→ **Exercise aim**:
Where a line in the listing below contains the word "screenshot", copy that line.

● ● ● ● ● ● ●

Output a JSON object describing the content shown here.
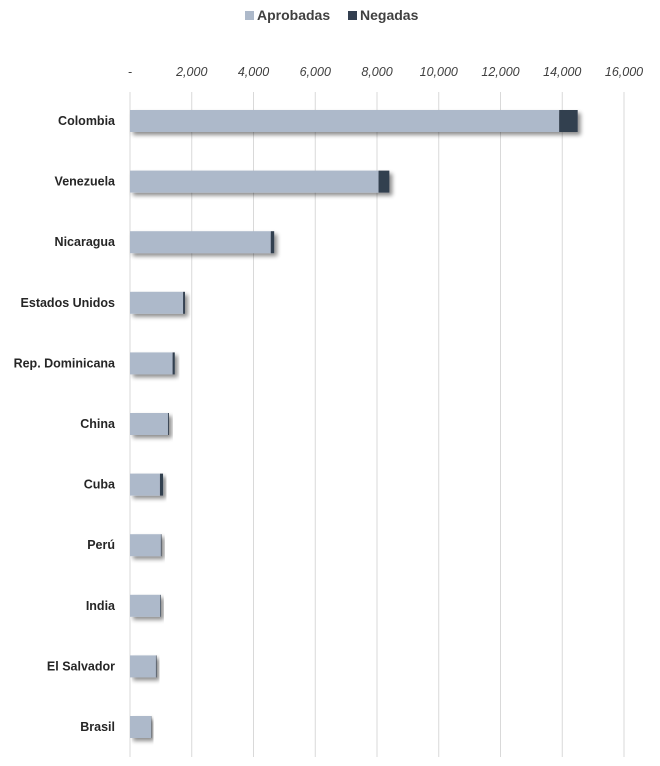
{
  "chart_data": {
    "type": "bar",
    "orientation": "horizontal",
    "stacked": true,
    "categories": [
      "Colombia",
      "Venezuela",
      "Nicaragua",
      "Estados Unidos",
      "Rep. Dominicana",
      "China",
      "Cuba",
      "Perú",
      "India",
      "El Salvador",
      "Brasil"
    ],
    "series": [
      {
        "name": "Aprobadas",
        "color": "#adb9ca",
        "values": [
          13900,
          8050,
          4560,
          1720,
          1380,
          1230,
          970,
          1000,
          980,
          840,
          680
        ]
      },
      {
        "name": "Negadas",
        "color": "#333f50",
        "values": [
          600,
          350,
          110,
          60,
          70,
          30,
          100,
          20,
          20,
          20,
          10
        ]
      }
    ],
    "xlim": [
      0,
      16000
    ],
    "x_ticks": [
      0,
      2000,
      4000,
      6000,
      8000,
      10000,
      12000,
      14000,
      16000
    ],
    "x_tick_labels": [
      "-",
      "2,000",
      "4,000",
      "6,000",
      "8,000",
      "10,000",
      "12,000",
      "14,000",
      "16,000"
    ],
    "title": "",
    "xlabel": "",
    "ylabel": "",
    "grid": true,
    "legend_position": "top",
    "tick_position": "top"
  }
}
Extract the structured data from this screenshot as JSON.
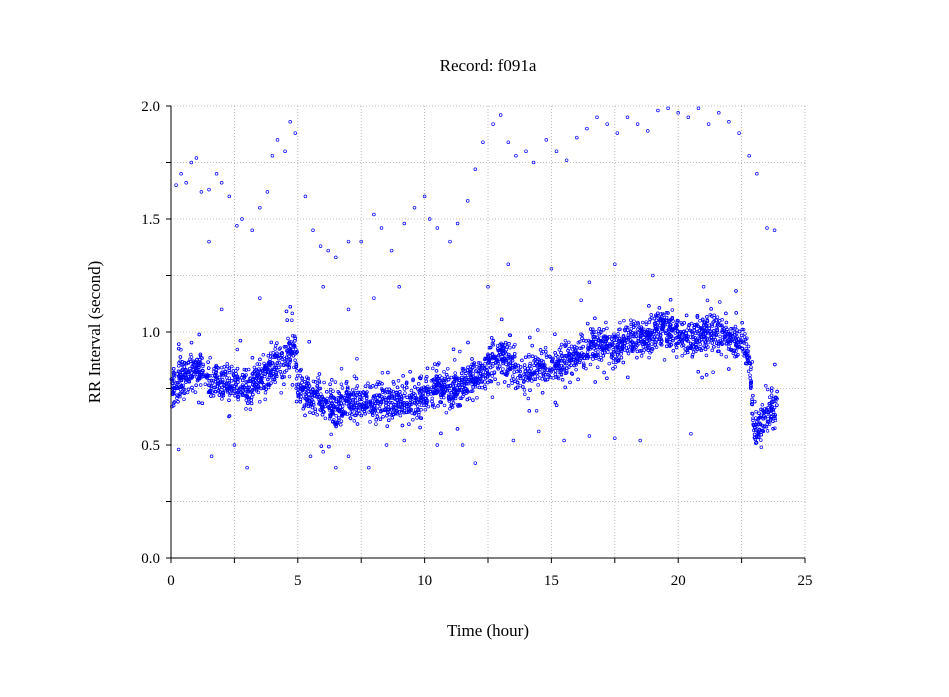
{
  "chart_data": {
    "type": "scatter",
    "title": "Record:  f091a",
    "xlabel": "Time (hour)",
    "ylabel": "RR Interval (second)",
    "xlim": [
      0,
      25
    ],
    "ylim": [
      0,
      2
    ],
    "xticks": [
      0,
      5,
      10,
      15,
      20,
      25
    ],
    "xtick_labels": [
      "0",
      "5",
      "10",
      "15",
      "20",
      "25"
    ],
    "yticks": [
      0,
      0.5,
      1.0,
      1.5,
      2.0
    ],
    "ytick_labels": [
      "0.0",
      "0.5",
      "1.0",
      "1.5",
      "2.0"
    ],
    "grid": true,
    "marker_color": "#0000ff",
    "trend": [
      [
        0.0,
        0.75
      ],
      [
        0.5,
        0.8
      ],
      [
        1.0,
        0.84
      ],
      [
        1.5,
        0.8
      ],
      [
        2.0,
        0.78
      ],
      [
        2.5,
        0.78
      ],
      [
        3.0,
        0.74
      ],
      [
        3.5,
        0.8
      ],
      [
        4.0,
        0.85
      ],
      [
        4.5,
        0.88
      ],
      [
        4.9,
        0.92
      ],
      [
        5.0,
        0.75
      ],
      [
        5.5,
        0.72
      ],
      [
        6.0,
        0.7
      ],
      [
        6.5,
        0.66
      ],
      [
        7.0,
        0.7
      ],
      [
        7.5,
        0.69
      ],
      [
        8.0,
        0.67
      ],
      [
        8.5,
        0.7
      ],
      [
        9.0,
        0.7
      ],
      [
        9.5,
        0.68
      ],
      [
        10.0,
        0.72
      ],
      [
        10.5,
        0.76
      ],
      [
        11.0,
        0.74
      ],
      [
        11.5,
        0.76
      ],
      [
        12.0,
        0.8
      ],
      [
        12.5,
        0.85
      ],
      [
        13.0,
        0.9
      ],
      [
        13.5,
        0.84
      ],
      [
        14.0,
        0.8
      ],
      [
        14.5,
        0.86
      ],
      [
        15.0,
        0.84
      ],
      [
        15.5,
        0.88
      ],
      [
        16.0,
        0.9
      ],
      [
        16.5,
        0.93
      ],
      [
        17.0,
        0.95
      ],
      [
        17.5,
        0.94
      ],
      [
        18.0,
        0.96
      ],
      [
        18.5,
        0.97
      ],
      [
        19.0,
        1.0
      ],
      [
        19.5,
        1.02
      ],
      [
        20.0,
        0.98
      ],
      [
        20.5,
        0.97
      ],
      [
        21.0,
        1.0
      ],
      [
        21.5,
        0.98
      ],
      [
        22.0,
        0.97
      ],
      [
        22.5,
        0.96
      ],
      [
        22.8,
        0.88
      ],
      [
        23.0,
        0.55
      ],
      [
        23.3,
        0.6
      ],
      [
        23.6,
        0.65
      ],
      [
        23.9,
        0.68
      ]
    ],
    "outliers": [
      [
        0.2,
        1.65
      ],
      [
        0.4,
        1.7
      ],
      [
        0.6,
        1.66
      ],
      [
        0.8,
        1.75
      ],
      [
        1.0,
        1.77
      ],
      [
        1.2,
        1.62
      ],
      [
        1.5,
        1.63
      ],
      [
        1.8,
        1.7
      ],
      [
        2.0,
        1.66
      ],
      [
        2.3,
        1.6
      ],
      [
        2.6,
        1.47
      ],
      [
        2.8,
        1.5
      ],
      [
        1.5,
        1.4
      ],
      [
        3.2,
        1.45
      ],
      [
        3.5,
        1.55
      ],
      [
        3.8,
        1.62
      ],
      [
        4.0,
        1.78
      ],
      [
        4.2,
        1.85
      ],
      [
        4.5,
        1.8
      ],
      [
        4.7,
        1.93
      ],
      [
        4.9,
        1.88
      ],
      [
        5.3,
        1.6
      ],
      [
        5.6,
        1.45
      ],
      [
        5.9,
        1.38
      ],
      [
        6.2,
        1.36
      ],
      [
        6.5,
        1.33
      ],
      [
        7.0,
        1.4
      ],
      [
        7.5,
        1.4
      ],
      [
        8.0,
        1.52
      ],
      [
        8.3,
        1.46
      ],
      [
        8.7,
        1.36
      ],
      [
        9.2,
        1.48
      ],
      [
        9.6,
        1.55
      ],
      [
        10.0,
        1.6
      ],
      [
        10.2,
        1.5
      ],
      [
        10.5,
        1.46
      ],
      [
        11.0,
        1.4
      ],
      [
        11.3,
        1.48
      ],
      [
        11.7,
        1.58
      ],
      [
        12.0,
        1.72
      ],
      [
        12.3,
        1.84
      ],
      [
        12.7,
        1.92
      ],
      [
        13.0,
        1.96
      ],
      [
        13.3,
        1.84
      ],
      [
        13.6,
        1.78
      ],
      [
        14.0,
        1.8
      ],
      [
        14.3,
        1.75
      ],
      [
        14.8,
        1.85
      ],
      [
        15.2,
        1.8
      ],
      [
        15.6,
        1.76
      ],
      [
        16.0,
        1.86
      ],
      [
        16.4,
        1.9
      ],
      [
        16.8,
        1.95
      ],
      [
        17.2,
        1.92
      ],
      [
        17.6,
        1.88
      ],
      [
        18.0,
        1.95
      ],
      [
        18.4,
        1.92
      ],
      [
        18.8,
        1.89
      ],
      [
        19.2,
        1.98
      ],
      [
        19.6,
        1.99
      ],
      [
        20.0,
        1.97
      ],
      [
        20.4,
        1.95
      ],
      [
        20.8,
        1.99
      ],
      [
        21.2,
        1.92
      ],
      [
        21.6,
        1.97
      ],
      [
        22.0,
        1.93
      ],
      [
        22.4,
        1.88
      ],
      [
        22.8,
        1.78
      ],
      [
        23.1,
        1.7
      ],
      [
        23.5,
        1.46
      ],
      [
        23.8,
        1.45
      ],
      [
        0.3,
        0.48
      ],
      [
        1.6,
        0.45
      ],
      [
        2.5,
        0.5
      ],
      [
        3.0,
        0.4
      ],
      [
        5.5,
        0.45
      ],
      [
        6.0,
        0.47
      ],
      [
        6.5,
        0.4
      ],
      [
        7.0,
        0.45
      ],
      [
        7.8,
        0.4
      ],
      [
        8.5,
        0.5
      ],
      [
        9.2,
        0.52
      ],
      [
        10.5,
        0.5
      ],
      [
        11.5,
        0.5
      ],
      [
        12.0,
        0.42
      ],
      [
        13.5,
        0.52
      ],
      [
        14.5,
        0.56
      ],
      [
        15.5,
        0.52
      ],
      [
        16.5,
        0.54
      ],
      [
        17.5,
        0.53
      ],
      [
        18.5,
        0.52
      ],
      [
        20.5,
        0.55
      ],
      [
        6.0,
        1.2
      ],
      [
        7.0,
        1.1
      ],
      [
        8.0,
        1.15
      ],
      [
        9.0,
        1.2
      ],
      [
        12.5,
        1.2
      ],
      [
        13.3,
        1.3
      ],
      [
        15.0,
        1.28
      ],
      [
        16.5,
        1.22
      ],
      [
        17.5,
        1.3
      ],
      [
        19.0,
        1.25
      ],
      [
        21.0,
        1.2
      ],
      [
        3.5,
        1.15
      ],
      [
        2.0,
        1.1
      ]
    ]
  }
}
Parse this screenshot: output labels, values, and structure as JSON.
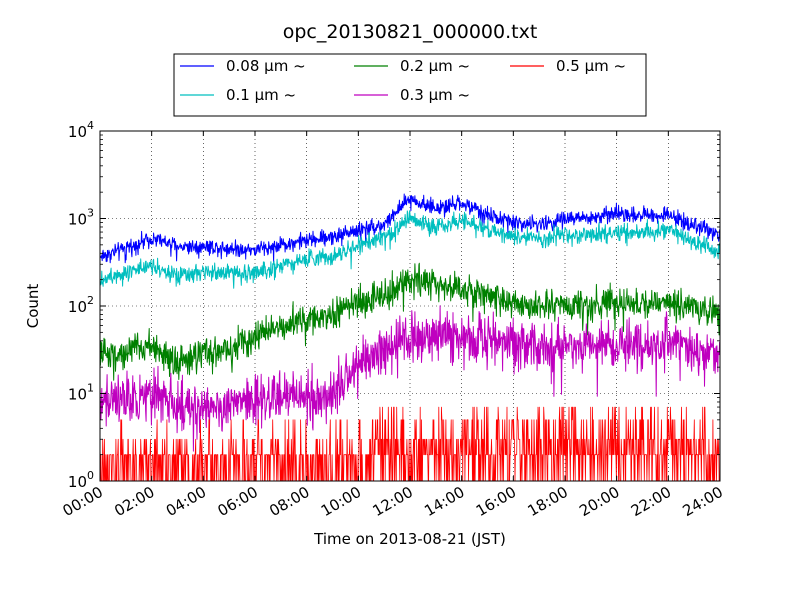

● ● ● ● ● ● ●

→ **Exercise result**:
Extract the structured data from this screenshot as JSON.
Parse this screenshot: output labels, values, and structure as JSON.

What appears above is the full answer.